### [GIVEN INSTRUCTION]
Print the lines from the first one through the line holding "diameter-label: 5mm (456, 164, 496, 182)", both included.

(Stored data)
────

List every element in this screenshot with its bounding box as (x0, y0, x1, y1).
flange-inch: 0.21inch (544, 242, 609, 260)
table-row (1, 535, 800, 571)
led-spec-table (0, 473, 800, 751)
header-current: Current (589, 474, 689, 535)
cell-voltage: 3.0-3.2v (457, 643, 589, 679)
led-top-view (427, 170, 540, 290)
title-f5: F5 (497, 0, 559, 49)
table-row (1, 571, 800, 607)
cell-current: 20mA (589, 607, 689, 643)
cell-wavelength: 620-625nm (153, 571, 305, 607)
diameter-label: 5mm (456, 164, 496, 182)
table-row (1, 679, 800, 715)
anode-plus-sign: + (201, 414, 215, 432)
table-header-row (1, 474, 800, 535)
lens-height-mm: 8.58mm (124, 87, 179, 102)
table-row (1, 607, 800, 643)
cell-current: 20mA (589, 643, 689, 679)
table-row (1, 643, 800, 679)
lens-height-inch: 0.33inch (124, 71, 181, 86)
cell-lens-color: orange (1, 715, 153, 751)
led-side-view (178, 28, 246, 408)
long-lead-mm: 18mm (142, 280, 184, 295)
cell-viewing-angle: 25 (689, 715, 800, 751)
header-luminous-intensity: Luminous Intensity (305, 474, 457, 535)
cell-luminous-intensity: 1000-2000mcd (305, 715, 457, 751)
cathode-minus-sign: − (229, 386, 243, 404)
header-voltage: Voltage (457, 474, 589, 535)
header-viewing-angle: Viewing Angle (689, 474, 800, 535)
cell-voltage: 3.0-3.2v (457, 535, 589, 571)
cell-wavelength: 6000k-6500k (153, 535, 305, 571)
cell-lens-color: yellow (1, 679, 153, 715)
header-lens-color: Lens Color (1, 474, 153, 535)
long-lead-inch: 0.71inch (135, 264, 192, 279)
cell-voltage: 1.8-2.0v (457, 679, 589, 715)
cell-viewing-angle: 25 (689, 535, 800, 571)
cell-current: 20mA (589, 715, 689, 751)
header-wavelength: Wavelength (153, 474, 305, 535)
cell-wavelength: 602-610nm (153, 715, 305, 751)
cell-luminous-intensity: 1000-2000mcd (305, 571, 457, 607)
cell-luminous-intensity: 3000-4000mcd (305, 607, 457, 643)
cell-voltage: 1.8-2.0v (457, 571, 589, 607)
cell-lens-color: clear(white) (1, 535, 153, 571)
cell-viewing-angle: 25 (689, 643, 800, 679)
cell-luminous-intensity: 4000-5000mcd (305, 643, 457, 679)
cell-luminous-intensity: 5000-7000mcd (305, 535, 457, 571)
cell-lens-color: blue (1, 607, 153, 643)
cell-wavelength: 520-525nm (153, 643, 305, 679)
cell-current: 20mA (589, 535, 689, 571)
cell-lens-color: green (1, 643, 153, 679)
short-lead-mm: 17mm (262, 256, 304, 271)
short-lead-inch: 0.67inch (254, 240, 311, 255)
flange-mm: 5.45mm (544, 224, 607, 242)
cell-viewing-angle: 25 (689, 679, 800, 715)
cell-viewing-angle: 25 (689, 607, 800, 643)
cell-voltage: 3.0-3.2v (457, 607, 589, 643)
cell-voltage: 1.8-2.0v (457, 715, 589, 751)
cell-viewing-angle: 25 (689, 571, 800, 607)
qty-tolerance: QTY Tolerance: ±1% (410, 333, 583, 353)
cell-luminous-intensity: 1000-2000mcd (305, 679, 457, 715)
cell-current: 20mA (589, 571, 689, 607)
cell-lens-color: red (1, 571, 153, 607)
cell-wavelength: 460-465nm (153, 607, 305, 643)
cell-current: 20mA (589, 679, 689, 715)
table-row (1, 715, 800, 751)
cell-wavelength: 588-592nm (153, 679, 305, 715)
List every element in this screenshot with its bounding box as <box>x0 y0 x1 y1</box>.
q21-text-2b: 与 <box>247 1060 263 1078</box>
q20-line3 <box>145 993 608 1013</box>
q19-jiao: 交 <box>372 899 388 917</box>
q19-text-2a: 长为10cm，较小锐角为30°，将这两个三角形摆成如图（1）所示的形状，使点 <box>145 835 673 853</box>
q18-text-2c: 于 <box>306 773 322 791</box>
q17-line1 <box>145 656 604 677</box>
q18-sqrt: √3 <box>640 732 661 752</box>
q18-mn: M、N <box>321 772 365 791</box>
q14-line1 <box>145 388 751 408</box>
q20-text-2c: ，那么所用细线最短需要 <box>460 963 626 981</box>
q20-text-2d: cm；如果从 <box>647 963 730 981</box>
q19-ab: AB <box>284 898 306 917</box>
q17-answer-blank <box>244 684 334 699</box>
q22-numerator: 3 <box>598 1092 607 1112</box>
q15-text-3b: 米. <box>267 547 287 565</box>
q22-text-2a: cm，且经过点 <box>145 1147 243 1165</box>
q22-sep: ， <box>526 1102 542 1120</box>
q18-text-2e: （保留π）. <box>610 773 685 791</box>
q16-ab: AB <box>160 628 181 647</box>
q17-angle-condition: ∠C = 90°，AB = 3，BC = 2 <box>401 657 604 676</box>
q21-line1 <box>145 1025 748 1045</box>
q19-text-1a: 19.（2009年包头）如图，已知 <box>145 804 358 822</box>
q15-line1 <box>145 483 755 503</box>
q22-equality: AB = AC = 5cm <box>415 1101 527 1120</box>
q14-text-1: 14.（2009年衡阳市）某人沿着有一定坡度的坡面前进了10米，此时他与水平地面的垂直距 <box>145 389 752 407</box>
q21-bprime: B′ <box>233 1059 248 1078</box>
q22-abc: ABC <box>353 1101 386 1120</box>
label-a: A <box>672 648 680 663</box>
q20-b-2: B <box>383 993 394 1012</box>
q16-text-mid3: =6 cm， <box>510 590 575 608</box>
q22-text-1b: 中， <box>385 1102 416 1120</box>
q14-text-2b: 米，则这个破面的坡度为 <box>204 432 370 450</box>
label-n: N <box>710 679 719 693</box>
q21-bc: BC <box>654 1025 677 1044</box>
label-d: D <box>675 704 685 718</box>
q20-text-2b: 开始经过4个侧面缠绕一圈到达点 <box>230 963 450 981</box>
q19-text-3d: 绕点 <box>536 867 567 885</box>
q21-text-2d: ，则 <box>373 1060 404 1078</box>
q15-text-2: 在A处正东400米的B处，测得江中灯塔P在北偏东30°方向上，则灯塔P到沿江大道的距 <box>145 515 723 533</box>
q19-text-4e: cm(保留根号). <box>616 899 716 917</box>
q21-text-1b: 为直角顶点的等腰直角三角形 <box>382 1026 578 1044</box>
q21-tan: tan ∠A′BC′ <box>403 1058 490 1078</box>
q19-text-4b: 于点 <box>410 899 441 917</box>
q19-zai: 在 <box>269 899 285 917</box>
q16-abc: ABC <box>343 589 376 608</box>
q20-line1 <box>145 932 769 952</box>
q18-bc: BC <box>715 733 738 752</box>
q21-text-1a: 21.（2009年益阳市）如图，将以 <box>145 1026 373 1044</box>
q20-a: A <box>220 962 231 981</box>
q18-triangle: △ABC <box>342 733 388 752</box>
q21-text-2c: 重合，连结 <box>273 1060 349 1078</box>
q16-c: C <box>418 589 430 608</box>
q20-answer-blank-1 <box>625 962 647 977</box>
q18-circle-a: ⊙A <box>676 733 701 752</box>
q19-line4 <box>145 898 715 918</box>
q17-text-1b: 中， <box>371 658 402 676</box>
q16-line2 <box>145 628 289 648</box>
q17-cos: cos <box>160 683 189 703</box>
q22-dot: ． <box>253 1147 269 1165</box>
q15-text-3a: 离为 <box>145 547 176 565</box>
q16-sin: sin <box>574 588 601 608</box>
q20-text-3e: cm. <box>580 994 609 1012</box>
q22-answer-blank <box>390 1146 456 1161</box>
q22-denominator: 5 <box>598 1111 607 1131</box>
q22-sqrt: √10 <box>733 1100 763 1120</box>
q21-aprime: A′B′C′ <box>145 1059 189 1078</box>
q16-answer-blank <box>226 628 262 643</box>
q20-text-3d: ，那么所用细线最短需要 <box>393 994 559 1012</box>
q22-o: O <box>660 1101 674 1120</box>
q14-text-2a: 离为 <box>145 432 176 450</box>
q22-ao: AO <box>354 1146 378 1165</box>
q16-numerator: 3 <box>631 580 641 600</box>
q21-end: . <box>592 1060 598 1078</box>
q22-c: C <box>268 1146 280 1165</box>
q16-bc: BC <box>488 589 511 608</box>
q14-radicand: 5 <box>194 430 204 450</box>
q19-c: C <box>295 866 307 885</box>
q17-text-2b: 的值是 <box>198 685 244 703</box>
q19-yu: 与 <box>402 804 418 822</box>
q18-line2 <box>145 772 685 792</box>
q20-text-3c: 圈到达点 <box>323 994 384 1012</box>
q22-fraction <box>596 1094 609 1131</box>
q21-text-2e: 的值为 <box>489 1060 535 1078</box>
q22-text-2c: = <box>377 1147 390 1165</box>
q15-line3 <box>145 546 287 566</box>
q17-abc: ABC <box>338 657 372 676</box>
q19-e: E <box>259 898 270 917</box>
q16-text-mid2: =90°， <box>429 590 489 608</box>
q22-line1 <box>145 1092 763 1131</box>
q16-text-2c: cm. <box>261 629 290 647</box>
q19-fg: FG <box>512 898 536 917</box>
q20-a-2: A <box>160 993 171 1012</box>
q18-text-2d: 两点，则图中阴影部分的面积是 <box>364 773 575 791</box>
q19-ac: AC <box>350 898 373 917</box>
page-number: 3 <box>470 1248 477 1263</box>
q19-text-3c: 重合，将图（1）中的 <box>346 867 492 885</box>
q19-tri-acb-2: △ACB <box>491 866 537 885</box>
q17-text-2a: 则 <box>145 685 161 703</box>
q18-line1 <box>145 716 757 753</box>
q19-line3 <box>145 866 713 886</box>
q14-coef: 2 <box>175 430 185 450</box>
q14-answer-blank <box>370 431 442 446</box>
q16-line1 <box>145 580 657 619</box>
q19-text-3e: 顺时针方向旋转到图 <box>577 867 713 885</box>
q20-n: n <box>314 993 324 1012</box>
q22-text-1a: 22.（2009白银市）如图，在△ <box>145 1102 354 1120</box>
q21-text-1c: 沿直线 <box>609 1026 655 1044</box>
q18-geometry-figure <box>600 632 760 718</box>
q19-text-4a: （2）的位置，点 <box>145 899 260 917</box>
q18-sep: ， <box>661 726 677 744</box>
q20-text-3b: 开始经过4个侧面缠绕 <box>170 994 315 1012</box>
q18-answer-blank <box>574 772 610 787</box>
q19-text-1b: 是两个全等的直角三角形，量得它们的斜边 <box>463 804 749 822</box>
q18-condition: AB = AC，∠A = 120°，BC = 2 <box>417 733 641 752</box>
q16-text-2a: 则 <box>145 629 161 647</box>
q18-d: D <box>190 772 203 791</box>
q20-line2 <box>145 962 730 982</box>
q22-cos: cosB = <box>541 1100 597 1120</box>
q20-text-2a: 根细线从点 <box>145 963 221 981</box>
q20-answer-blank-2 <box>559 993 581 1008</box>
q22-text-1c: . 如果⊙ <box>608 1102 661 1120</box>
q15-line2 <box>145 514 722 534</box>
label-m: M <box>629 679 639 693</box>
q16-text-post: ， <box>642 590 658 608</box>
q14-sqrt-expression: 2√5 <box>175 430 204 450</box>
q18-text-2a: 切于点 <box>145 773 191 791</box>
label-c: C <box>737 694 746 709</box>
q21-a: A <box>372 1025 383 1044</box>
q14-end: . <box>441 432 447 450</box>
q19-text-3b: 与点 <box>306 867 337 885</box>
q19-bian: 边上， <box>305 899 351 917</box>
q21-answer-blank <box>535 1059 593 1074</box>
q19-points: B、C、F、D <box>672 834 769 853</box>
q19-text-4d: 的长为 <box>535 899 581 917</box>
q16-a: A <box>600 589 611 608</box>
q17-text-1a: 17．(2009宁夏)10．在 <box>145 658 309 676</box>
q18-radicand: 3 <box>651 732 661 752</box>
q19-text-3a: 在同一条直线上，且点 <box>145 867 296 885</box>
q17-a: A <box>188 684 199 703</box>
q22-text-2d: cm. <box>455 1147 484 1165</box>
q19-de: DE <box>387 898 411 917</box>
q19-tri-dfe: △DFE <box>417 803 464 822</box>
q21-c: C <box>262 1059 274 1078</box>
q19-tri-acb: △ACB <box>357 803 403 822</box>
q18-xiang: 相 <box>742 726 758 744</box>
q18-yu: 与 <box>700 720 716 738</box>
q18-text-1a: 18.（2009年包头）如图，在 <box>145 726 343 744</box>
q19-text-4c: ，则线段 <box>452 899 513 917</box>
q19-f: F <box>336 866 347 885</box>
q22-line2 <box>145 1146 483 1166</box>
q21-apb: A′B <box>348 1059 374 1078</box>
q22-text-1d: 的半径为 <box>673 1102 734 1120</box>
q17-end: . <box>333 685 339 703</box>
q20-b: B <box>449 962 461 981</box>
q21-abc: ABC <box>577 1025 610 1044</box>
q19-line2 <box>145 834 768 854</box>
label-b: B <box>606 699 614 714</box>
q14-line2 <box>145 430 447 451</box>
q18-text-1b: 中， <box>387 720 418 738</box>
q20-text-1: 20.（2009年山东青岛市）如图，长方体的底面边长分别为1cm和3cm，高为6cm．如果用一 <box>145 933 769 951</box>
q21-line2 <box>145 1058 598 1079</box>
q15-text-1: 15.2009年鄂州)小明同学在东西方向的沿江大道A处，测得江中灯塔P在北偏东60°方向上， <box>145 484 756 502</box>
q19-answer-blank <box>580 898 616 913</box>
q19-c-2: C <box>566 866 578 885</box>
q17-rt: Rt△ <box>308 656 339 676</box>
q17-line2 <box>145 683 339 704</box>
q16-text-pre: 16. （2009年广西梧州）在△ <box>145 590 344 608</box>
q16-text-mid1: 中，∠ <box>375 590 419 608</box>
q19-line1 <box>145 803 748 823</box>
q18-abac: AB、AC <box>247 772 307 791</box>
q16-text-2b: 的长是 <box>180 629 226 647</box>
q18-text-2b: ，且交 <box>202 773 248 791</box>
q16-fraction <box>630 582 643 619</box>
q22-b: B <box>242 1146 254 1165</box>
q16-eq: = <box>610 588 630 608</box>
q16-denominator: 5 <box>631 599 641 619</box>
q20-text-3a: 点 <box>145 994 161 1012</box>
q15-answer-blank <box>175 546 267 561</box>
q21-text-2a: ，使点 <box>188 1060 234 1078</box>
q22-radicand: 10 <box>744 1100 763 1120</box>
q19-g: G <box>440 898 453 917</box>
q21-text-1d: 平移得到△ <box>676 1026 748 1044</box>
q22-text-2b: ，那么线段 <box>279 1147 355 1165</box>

────

### [EXERCISE RESULT]
List every element in this screenshot with its bounding box as (x0, y0, x1, y1).
flange-inch: 0.21inch (544, 242, 609, 260)
table-row (1, 535, 800, 571)
led-spec-table (0, 473, 800, 751)
header-current: Current (589, 474, 689, 535)
cell-voltage: 3.0-3.2v (457, 643, 589, 679)
led-top-view (427, 170, 540, 290)
title-f5: F5 (497, 0, 559, 49)
table-row (1, 571, 800, 607)
cell-current: 20mA (589, 607, 689, 643)
cell-wavelength: 620-625nm (153, 571, 305, 607)
diameter-label: 5mm (456, 164, 496, 182)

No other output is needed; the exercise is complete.